◆ WHAT IS NEEDED
Write out the whole of the material exactly.

++++ DATA RECORDS ++++

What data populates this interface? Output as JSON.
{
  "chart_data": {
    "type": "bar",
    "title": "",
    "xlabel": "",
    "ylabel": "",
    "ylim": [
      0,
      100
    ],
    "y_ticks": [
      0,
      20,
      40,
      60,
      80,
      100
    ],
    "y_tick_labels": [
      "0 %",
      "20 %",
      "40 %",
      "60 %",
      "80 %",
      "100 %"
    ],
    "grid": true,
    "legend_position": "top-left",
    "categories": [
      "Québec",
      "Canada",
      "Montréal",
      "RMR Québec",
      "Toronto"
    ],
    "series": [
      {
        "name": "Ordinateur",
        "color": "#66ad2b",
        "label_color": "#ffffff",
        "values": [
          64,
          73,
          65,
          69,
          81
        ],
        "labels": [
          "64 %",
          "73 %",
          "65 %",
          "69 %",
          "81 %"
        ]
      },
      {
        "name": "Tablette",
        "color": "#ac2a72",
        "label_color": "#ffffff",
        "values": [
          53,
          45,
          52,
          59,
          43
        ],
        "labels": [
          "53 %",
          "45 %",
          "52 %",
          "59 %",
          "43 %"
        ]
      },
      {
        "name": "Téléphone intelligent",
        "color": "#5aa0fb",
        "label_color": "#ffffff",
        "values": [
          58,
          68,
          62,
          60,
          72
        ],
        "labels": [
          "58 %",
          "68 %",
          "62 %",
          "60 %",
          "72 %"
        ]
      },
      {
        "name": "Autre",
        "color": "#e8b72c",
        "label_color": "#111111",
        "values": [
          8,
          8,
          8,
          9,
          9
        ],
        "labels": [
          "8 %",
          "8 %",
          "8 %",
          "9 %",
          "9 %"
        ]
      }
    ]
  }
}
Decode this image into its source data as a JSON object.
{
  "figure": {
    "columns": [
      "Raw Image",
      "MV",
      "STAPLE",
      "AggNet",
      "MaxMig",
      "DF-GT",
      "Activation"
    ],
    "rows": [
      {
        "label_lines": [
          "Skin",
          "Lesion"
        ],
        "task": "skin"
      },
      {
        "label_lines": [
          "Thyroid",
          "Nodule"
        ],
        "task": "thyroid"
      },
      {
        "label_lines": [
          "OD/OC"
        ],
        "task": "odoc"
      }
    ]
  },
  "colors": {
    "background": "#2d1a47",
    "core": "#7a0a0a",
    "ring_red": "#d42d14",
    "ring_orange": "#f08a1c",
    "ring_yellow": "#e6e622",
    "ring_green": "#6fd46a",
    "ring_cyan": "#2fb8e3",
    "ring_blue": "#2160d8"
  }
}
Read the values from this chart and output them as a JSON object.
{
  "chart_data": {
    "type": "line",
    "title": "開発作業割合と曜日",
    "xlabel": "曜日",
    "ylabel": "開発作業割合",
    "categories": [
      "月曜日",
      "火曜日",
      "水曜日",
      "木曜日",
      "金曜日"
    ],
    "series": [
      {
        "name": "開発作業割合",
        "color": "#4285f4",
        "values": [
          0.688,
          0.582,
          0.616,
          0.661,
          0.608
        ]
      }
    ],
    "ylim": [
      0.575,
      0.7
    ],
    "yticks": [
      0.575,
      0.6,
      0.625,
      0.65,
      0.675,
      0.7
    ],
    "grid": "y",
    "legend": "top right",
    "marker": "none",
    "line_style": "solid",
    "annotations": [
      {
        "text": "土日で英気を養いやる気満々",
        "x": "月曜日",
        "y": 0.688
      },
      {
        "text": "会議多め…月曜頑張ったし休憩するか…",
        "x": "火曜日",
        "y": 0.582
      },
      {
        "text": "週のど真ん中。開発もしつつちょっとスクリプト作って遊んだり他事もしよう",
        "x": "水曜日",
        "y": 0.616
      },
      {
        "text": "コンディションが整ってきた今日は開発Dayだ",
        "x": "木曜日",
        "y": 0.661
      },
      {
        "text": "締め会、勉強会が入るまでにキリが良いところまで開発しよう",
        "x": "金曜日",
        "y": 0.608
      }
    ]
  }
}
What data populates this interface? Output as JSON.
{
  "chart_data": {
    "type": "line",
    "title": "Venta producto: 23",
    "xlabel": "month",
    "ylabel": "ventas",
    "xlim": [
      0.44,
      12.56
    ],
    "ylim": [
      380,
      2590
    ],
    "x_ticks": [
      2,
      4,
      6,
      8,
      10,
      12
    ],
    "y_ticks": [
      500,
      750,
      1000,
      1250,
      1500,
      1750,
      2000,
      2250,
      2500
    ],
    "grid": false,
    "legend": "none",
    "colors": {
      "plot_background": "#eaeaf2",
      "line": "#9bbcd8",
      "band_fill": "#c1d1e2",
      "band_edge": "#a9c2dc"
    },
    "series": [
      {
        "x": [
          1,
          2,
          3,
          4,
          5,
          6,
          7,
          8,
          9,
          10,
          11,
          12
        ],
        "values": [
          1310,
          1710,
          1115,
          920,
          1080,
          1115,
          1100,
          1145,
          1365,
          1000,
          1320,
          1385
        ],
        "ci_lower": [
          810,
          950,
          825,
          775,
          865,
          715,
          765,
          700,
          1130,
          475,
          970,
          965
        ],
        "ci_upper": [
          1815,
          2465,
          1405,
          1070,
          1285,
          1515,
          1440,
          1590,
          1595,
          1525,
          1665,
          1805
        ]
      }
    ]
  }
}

++++

◆ TASK RESULT
What data populates this interface? Output as JSON.
{
  "chart_data": {
    "type": "bar",
    "title": "",
    "xlabel": "",
    "ylabel": "",
    "ylim": [
      0,
      100
    ],
    "y_ticks": [
      0,
      20,
      40,
      60,
      80,
      100
    ],
    "y_tick_labels": [
      "0 %",
      "20 %",
      "40 %",
      "60 %",
      "80 %",
      "100 %"
    ],
    "grid": true,
    "legend_position": "top-left",
    "categories": [
      "Québec",
      "Canada",
      "Montréal",
      "RMR Québec",
      "Toronto"
    ],
    "series": [
      {
        "name": "Ordinateur",
        "color": "#66ad2b",
        "label_color": "#ffffff",
        "values": [
          64,
          73,
          65,
          69,
          81
        ],
        "labels": [
          "64 %",
          "73 %",
          "65 %",
          "69 %",
          "81 %"
        ]
      },
      {
        "name": "Tablette",
        "color": "#ac2a72",
        "label_color": "#ffffff",
        "values": [
          53,
          45,
          52,
          59,
          43
        ],
        "labels": [
          "53 %",
          "45 %",
          "52 %",
          "59 %",
          "43 %"
        ]
      },
      {
        "name": "Téléphone intelligent",
        "color": "#5aa0fb",
        "label_color": "#ffffff",
        "values": [
          58,
          68,
          62,
          60,
          72
        ],
        "labels": [
          "58 %",
          "68 %",
          "62 %",
          "60 %",
          "72 %"
        ]
      },
      {
        "name": "Autre",
        "color": "#e8b72c",
        "label_color": "#111111",
        "values": [
          8,
          8,
          8,
          9,
          9
        ],
        "labels": [
          "8 %",
          "8 %",
          "8 %",
          "9 %",
          "9 %"
        ]
      }
    ]
  }
}
Decode this image into its source data as a JSON object.
{
  "figure": {
    "columns": [
      "Raw Image",
      "MV",
      "STAPLE",
      "AggNet",
      "MaxMig",
      "DF-GT",
      "Activation"
    ],
    "rows": [
      {
        "label_lines": [
          "Skin",
          "Lesion"
        ],
        "task": "skin"
      },
      {
        "label_lines": [
          "Thyroid",
          "Nodule"
        ],
        "task": "thyroid"
      },
      {
        "label_lines": [
          "OD/OC"
        ],
        "task": "odoc"
      }
    ]
  },
  "colors": {
    "background": "#2d1a47",
    "core": "#7a0a0a",
    "ring_red": "#d42d14",
    "ring_orange": "#f08a1c",
    "ring_yellow": "#e6e622",
    "ring_green": "#6fd46a",
    "ring_cyan": "#2fb8e3",
    "ring_blue": "#2160d8"
  }
}
Read the values from this chart and output them as a JSON object.
{
  "chart_data": {
    "type": "line",
    "title": "開発作業割合と曜日",
    "xlabel": "曜日",
    "ylabel": "開発作業割合",
    "categories": [
      "月曜日",
      "火曜日",
      "水曜日",
      "木曜日",
      "金曜日"
    ],
    "series": [
      {
        "name": "開発作業割合",
        "color": "#4285f4",
        "values": [
          0.688,
          0.582,
          0.616,
          0.661,
          0.608
        ]
      }
    ],
    "ylim": [
      0.575,
      0.7
    ],
    "yticks": [
      0.575,
      0.6,
      0.625,
      0.65,
      0.675,
      0.7
    ],
    "grid": "y",
    "legend": "top right",
    "marker": "none",
    "line_style": "solid",
    "annotations": [
      {
        "text": "土日で英気を養いやる気満々",
        "x": "月曜日",
        "y": 0.688
      },
      {
        "text": "会議多め…月曜頑張ったし休憩するか…",
        "x": "火曜日",
        "y": 0.582
      },
      {
        "text": "週のど真ん中。開発もしつつちょっとスクリプト作って遊んだり他事もしよう",
        "x": "水曜日",
        "y": 0.616
      },
      {
        "text": "コンディションが整ってきた今日は開発Dayだ",
        "x": "木曜日",
        "y": 0.661
      },
      {
        "text": "締め会、勉強会が入るまでにキリが良いところまで開発しよう",
        "x": "金曜日",
        "y": 0.608
      }
    ]
  }
}
What data populates this interface? Output as JSON.
{
  "chart_data": {
    "type": "line",
    "title": "Venta producto: 23",
    "xlabel": "month",
    "ylabel": "ventas",
    "xlim": [
      0.44,
      12.56
    ],
    "ylim": [
      380,
      2590
    ],
    "x_ticks": [
      2,
      4,
      6,
      8,
      10,
      12
    ],
    "y_ticks": [
      500,
      750,
      1000,
      1250,
      1500,
      1750,
      2000,
      2250,
      2500
    ],
    "grid": false,
    "legend": "none",
    "colors": {
      "plot_background": "#eaeaf2",
      "line": "#9bbcd8",
      "band_fill": "#c1d1e2",
      "band_edge": "#a9c2dc"
    },
    "series": [
      {
        "x": [
          1,
          2,
          3,
          4,
          5,
          6,
          7,
          8,
          9,
          10,
          11,
          12
        ],
        "values": [
          1310,
          1710,
          1115,
          920,
          1080,
          1115,
          1100,
          1145,
          1365,
          1000,
          1320,
          1385
        ],
        "ci_lower": [
          810,
          950,
          825,
          775,
          865,
          715,
          765,
          700,
          1130,
          475,
          970,
          965
        ],
        "ci_upper": [
          1815,
          2465,
          1405,
          1070,
          1285,
          1515,
          1440,
          1590,
          1595,
          1525,
          1665,
          1805
        ]
      }
    ]
  }
}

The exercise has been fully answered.